* begin *

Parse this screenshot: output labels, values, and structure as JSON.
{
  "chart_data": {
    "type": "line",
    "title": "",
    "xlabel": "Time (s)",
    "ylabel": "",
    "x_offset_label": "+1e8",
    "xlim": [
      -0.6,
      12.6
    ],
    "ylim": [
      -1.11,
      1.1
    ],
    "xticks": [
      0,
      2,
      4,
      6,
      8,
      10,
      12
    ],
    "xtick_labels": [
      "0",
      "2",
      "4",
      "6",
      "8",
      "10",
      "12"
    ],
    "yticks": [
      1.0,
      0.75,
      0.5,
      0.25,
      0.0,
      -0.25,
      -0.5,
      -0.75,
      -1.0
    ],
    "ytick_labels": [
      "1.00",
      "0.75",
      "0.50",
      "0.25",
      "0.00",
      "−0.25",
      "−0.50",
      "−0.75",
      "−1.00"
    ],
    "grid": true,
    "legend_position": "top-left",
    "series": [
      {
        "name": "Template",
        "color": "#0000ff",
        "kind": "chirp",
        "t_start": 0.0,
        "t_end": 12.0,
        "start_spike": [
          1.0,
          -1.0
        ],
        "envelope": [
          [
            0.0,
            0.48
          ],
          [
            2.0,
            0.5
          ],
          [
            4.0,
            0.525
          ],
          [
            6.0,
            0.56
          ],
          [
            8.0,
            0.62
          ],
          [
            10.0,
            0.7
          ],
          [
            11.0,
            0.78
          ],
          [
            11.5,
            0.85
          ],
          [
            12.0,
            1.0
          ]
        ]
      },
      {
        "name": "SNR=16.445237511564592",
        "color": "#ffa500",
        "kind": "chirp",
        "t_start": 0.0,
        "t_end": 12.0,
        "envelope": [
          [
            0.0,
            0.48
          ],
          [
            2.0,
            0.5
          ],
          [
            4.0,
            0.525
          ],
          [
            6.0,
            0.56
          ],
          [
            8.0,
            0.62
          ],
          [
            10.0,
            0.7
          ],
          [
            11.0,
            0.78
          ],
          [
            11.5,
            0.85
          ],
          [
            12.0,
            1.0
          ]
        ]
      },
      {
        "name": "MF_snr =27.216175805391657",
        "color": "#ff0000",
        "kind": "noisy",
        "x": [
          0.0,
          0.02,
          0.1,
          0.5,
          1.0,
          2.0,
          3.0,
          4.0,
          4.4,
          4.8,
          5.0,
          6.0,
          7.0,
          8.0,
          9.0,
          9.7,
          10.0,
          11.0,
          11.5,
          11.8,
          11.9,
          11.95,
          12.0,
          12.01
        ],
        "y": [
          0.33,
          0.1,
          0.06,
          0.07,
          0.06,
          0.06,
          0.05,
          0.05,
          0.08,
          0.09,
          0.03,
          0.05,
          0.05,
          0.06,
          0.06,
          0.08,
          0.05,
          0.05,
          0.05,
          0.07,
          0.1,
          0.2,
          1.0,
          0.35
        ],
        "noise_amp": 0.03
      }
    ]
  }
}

* end *

• **Your instructions**
Return all the lines that contain the string "name".

• **Result of this task**
        "name": "Template",
        "name": "SNR=16.445237511564592",
        "name": "MF_snr =27.216175805391657",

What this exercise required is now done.